** Set problem **
Go through the listing beneath this task and return every line that carries the string "point".

++++++

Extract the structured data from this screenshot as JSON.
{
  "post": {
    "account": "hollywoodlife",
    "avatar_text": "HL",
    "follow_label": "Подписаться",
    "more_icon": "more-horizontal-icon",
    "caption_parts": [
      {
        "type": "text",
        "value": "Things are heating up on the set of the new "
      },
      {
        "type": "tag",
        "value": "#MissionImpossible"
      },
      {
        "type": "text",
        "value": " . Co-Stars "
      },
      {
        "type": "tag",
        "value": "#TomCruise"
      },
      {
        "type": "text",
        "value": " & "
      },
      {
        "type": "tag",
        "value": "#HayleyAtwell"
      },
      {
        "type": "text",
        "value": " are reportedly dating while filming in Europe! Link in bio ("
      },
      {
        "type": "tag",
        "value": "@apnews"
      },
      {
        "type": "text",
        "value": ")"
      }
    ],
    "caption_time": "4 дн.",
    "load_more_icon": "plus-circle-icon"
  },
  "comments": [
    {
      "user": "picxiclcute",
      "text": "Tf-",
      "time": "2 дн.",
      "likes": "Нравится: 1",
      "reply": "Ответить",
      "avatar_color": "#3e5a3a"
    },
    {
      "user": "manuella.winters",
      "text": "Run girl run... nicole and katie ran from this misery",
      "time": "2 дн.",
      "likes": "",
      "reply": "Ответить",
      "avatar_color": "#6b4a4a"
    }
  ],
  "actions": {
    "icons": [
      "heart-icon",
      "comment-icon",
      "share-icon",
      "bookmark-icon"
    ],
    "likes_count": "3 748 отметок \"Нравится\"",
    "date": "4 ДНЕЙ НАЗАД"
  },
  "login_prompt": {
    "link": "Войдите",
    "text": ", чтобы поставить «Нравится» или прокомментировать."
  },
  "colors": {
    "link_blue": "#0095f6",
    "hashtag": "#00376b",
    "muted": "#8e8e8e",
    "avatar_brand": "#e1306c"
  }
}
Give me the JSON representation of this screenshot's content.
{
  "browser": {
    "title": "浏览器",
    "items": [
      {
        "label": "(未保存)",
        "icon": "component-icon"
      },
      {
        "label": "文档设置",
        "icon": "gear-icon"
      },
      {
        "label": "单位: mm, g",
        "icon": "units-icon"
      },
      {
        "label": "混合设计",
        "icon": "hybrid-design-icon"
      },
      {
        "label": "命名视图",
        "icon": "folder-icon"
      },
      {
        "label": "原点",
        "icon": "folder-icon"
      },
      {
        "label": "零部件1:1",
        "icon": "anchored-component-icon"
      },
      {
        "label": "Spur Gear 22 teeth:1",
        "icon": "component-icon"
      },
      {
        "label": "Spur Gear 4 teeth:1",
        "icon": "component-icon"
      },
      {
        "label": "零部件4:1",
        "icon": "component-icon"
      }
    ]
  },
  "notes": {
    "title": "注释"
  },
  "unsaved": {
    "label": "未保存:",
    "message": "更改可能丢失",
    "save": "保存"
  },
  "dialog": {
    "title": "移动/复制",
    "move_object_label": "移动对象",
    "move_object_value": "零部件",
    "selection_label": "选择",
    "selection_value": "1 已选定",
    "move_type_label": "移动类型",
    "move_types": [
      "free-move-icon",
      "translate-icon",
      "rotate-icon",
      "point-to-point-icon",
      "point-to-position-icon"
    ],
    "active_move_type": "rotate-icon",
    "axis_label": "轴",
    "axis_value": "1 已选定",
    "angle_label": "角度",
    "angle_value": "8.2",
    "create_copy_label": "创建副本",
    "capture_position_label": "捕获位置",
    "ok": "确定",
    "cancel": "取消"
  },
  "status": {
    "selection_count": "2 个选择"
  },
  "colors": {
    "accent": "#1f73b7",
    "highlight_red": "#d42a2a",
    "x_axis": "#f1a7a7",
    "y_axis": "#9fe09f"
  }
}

++++++

** Solution to this exercise **
      "point-to-point-icon",
      "point-to-position-icon"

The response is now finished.